• [DO THIS]
Each line that includes "name" counts once; give the total and nothing besides.

Excerpts from a figure dataset
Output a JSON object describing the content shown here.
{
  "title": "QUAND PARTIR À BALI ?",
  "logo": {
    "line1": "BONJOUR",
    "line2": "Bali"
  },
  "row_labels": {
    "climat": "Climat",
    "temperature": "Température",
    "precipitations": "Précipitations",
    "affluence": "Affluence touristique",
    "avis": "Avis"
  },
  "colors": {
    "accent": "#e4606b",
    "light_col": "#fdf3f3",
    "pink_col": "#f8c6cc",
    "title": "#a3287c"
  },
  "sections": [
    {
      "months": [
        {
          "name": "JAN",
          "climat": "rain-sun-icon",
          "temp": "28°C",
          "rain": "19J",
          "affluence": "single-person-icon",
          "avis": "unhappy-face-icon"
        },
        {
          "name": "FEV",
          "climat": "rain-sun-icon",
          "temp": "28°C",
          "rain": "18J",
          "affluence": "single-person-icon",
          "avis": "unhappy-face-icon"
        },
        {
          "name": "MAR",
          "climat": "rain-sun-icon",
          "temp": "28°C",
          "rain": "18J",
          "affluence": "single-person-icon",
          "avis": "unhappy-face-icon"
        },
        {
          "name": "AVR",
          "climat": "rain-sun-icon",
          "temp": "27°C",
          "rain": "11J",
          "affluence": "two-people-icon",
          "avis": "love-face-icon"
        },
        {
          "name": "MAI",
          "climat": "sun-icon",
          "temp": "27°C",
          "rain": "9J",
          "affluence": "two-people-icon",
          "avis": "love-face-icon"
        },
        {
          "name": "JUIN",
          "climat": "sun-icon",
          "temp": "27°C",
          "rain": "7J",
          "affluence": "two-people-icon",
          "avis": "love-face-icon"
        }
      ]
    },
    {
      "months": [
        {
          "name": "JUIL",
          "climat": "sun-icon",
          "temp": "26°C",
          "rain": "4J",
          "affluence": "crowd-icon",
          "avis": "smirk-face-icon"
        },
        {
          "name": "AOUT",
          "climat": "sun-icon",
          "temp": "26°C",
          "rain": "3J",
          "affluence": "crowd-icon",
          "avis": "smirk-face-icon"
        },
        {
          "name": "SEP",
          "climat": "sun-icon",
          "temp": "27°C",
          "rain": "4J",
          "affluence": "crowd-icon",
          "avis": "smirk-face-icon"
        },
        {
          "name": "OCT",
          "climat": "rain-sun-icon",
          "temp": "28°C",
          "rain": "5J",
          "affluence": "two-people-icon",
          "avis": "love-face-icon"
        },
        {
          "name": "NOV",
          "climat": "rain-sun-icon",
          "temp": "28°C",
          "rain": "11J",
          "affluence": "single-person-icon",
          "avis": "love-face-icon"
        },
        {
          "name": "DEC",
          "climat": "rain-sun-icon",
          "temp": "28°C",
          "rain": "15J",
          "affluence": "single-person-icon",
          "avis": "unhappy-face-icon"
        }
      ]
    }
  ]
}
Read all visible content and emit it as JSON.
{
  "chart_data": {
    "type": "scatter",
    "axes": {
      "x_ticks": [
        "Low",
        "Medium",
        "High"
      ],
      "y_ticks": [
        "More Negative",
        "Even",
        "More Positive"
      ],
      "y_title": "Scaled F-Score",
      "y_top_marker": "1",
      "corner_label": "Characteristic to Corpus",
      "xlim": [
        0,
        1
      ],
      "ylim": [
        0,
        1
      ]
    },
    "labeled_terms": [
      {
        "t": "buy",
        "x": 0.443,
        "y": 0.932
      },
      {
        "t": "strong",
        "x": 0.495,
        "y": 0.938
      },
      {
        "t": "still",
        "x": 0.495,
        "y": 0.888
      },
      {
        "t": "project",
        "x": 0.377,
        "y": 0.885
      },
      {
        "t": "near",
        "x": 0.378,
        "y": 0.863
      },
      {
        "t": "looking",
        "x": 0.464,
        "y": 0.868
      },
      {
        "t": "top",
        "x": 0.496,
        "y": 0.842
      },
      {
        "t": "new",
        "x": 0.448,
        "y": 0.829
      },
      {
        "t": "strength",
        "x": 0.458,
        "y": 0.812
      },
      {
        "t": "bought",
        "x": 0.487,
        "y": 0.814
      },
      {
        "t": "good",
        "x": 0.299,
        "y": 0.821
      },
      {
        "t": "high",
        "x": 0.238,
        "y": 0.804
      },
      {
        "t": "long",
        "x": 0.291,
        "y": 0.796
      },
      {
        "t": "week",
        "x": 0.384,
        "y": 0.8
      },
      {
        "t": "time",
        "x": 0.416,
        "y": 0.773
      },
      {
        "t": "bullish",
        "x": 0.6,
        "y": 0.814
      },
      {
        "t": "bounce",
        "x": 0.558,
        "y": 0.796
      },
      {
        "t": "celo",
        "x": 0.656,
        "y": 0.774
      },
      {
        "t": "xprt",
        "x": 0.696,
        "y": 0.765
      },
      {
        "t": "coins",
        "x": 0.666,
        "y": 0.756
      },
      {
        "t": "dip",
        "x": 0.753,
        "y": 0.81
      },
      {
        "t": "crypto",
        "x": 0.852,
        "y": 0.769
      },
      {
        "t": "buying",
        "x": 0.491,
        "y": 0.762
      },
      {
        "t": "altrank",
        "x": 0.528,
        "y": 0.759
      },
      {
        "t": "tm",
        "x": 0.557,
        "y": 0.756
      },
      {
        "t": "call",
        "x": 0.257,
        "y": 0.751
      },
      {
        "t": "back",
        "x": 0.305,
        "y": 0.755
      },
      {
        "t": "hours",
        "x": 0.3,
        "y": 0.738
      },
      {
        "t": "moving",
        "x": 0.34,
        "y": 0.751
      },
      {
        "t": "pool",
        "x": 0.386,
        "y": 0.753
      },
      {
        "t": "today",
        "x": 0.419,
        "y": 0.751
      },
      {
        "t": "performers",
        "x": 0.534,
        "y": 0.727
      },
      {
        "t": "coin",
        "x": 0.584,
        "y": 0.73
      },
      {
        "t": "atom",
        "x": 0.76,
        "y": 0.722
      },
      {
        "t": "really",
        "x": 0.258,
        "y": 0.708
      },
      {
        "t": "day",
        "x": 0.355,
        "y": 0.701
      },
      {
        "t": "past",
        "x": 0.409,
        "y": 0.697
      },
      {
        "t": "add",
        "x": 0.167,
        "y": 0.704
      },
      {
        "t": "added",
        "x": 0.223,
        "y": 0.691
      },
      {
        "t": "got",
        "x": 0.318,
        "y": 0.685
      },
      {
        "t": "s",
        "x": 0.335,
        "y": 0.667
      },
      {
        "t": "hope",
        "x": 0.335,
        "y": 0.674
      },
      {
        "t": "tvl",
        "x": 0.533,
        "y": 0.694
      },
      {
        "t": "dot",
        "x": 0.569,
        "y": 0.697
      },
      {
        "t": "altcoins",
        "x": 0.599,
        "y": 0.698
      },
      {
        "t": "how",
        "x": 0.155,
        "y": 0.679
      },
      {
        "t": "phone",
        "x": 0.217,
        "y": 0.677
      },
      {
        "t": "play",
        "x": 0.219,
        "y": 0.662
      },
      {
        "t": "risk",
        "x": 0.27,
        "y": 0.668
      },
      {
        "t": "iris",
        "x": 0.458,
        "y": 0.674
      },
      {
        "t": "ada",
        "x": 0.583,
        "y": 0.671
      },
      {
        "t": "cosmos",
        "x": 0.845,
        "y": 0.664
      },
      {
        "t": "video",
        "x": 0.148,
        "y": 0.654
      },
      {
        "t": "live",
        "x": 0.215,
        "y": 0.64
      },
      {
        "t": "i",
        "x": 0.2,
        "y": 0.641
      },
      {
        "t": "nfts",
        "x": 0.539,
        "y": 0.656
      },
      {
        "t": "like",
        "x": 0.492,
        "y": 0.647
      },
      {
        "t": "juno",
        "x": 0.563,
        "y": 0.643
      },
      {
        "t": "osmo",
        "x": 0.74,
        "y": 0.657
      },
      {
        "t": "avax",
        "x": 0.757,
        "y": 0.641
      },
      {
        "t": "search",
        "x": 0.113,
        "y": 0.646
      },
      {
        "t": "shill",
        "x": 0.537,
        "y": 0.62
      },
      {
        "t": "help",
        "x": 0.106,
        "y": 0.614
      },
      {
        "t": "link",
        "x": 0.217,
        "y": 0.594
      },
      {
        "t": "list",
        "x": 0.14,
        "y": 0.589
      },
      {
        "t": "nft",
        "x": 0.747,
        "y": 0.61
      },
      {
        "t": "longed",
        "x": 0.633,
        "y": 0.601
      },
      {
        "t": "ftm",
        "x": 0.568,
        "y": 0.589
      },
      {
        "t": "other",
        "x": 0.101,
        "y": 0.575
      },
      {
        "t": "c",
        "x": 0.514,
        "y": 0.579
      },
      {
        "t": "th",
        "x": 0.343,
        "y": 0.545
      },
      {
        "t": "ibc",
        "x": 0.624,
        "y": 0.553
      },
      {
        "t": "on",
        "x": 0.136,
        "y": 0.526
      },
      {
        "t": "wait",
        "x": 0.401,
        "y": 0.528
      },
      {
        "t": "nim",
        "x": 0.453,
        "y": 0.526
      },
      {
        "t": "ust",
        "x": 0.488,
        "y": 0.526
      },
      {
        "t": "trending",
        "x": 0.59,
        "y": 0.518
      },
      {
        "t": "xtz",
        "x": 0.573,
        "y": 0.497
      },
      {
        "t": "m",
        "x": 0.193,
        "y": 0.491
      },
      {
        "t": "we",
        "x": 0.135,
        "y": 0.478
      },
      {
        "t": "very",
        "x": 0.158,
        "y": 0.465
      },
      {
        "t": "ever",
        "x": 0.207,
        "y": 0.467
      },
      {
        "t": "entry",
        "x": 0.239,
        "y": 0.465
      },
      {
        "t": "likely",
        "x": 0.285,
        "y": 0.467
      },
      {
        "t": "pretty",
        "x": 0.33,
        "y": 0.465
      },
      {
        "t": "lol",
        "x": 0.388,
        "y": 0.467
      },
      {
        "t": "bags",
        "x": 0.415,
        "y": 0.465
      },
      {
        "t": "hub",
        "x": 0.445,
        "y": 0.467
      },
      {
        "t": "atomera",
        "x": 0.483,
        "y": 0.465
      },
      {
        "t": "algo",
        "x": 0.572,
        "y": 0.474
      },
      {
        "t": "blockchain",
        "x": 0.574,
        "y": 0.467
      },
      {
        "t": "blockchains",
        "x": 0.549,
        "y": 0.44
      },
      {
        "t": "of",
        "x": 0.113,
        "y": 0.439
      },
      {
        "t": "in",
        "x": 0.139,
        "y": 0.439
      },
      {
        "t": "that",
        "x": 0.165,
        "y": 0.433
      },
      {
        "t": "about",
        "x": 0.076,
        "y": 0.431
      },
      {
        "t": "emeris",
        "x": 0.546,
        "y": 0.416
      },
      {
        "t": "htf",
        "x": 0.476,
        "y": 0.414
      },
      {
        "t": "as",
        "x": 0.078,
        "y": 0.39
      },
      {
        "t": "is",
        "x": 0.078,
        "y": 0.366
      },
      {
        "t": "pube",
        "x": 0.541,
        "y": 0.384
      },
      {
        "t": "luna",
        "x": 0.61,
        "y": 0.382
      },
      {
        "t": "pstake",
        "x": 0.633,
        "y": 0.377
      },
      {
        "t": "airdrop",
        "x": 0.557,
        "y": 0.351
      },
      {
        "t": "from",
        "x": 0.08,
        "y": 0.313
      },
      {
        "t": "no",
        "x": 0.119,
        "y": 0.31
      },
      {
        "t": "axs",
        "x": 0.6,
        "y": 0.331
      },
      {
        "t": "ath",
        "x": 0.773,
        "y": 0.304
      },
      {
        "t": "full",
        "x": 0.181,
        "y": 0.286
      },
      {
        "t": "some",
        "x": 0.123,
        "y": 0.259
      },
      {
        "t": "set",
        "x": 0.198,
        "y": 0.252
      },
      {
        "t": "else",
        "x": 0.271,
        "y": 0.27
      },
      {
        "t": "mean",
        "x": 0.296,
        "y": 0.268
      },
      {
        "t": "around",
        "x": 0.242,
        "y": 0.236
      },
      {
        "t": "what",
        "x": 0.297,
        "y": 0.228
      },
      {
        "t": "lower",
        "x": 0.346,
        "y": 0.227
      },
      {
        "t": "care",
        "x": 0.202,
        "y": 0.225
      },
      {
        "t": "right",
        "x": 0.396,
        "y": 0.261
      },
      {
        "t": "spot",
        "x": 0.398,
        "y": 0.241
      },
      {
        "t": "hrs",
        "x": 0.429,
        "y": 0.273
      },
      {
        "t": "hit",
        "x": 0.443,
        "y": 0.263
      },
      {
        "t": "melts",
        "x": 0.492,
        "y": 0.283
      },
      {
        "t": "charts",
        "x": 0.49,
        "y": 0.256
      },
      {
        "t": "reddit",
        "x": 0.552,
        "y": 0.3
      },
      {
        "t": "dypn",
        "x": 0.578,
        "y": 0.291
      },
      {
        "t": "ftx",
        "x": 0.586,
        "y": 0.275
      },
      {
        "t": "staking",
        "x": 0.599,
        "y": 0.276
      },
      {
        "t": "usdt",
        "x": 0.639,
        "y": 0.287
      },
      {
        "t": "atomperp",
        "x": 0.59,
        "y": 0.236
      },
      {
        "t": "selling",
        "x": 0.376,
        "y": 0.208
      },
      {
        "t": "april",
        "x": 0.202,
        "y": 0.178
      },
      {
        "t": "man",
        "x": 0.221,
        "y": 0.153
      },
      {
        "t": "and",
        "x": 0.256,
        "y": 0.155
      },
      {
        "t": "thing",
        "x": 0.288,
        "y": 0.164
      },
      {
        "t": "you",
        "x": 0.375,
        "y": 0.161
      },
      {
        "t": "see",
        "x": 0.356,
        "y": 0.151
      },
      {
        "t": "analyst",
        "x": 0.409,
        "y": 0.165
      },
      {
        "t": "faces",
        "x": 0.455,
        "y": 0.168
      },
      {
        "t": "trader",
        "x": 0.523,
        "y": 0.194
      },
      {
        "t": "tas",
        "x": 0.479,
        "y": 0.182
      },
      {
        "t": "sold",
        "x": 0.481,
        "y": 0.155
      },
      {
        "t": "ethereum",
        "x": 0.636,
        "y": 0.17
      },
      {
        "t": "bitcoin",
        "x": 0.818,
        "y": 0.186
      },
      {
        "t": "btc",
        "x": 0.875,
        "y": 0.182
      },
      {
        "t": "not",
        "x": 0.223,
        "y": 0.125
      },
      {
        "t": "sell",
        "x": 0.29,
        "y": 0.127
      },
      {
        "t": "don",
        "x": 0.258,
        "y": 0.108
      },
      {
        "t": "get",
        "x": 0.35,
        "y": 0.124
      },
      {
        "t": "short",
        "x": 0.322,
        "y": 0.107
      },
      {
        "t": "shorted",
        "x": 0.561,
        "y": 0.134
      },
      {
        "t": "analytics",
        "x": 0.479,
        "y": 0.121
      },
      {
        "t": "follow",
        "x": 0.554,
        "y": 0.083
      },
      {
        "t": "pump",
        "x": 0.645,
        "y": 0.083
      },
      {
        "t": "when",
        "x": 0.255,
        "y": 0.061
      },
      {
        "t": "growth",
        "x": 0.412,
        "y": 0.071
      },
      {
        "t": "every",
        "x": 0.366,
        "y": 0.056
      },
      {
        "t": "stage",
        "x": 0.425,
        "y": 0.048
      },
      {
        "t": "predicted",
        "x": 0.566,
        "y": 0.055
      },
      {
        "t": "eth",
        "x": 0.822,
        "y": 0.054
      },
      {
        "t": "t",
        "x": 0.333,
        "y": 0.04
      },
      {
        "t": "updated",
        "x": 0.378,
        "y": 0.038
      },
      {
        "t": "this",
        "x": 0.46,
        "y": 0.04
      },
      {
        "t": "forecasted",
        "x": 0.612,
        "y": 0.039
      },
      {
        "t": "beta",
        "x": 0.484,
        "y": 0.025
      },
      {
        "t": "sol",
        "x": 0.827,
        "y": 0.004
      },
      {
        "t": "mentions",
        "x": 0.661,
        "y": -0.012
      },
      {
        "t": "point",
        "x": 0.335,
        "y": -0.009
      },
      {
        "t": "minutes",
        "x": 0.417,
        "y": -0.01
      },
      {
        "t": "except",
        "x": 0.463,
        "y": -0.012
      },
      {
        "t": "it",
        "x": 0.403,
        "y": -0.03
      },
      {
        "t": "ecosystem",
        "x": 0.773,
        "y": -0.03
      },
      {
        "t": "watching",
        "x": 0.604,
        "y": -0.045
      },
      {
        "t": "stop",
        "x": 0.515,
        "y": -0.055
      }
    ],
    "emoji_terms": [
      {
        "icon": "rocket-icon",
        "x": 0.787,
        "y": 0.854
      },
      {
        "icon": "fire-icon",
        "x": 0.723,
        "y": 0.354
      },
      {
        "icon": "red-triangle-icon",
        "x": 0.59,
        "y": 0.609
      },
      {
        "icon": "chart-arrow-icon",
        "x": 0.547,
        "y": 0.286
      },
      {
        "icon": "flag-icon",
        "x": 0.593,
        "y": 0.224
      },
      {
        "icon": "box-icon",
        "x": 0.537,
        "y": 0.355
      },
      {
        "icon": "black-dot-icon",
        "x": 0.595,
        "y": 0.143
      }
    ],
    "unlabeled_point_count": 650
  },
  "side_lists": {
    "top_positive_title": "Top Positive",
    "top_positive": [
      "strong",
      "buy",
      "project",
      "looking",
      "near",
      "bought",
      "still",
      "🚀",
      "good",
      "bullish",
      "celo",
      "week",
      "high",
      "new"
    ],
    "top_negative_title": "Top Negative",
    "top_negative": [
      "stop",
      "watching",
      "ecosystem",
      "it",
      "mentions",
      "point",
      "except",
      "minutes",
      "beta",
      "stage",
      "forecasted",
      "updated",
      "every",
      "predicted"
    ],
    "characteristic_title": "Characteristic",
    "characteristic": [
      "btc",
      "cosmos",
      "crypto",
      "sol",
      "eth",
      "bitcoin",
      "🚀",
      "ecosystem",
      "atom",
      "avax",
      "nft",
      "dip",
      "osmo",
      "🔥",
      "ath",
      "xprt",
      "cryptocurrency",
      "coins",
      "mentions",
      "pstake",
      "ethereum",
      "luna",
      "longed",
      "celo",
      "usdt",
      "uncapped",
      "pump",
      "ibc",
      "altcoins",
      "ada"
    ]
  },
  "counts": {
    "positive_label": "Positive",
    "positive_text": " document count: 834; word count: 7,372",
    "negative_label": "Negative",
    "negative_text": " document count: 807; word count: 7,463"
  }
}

• [RESPONSE TO THE TASK]
12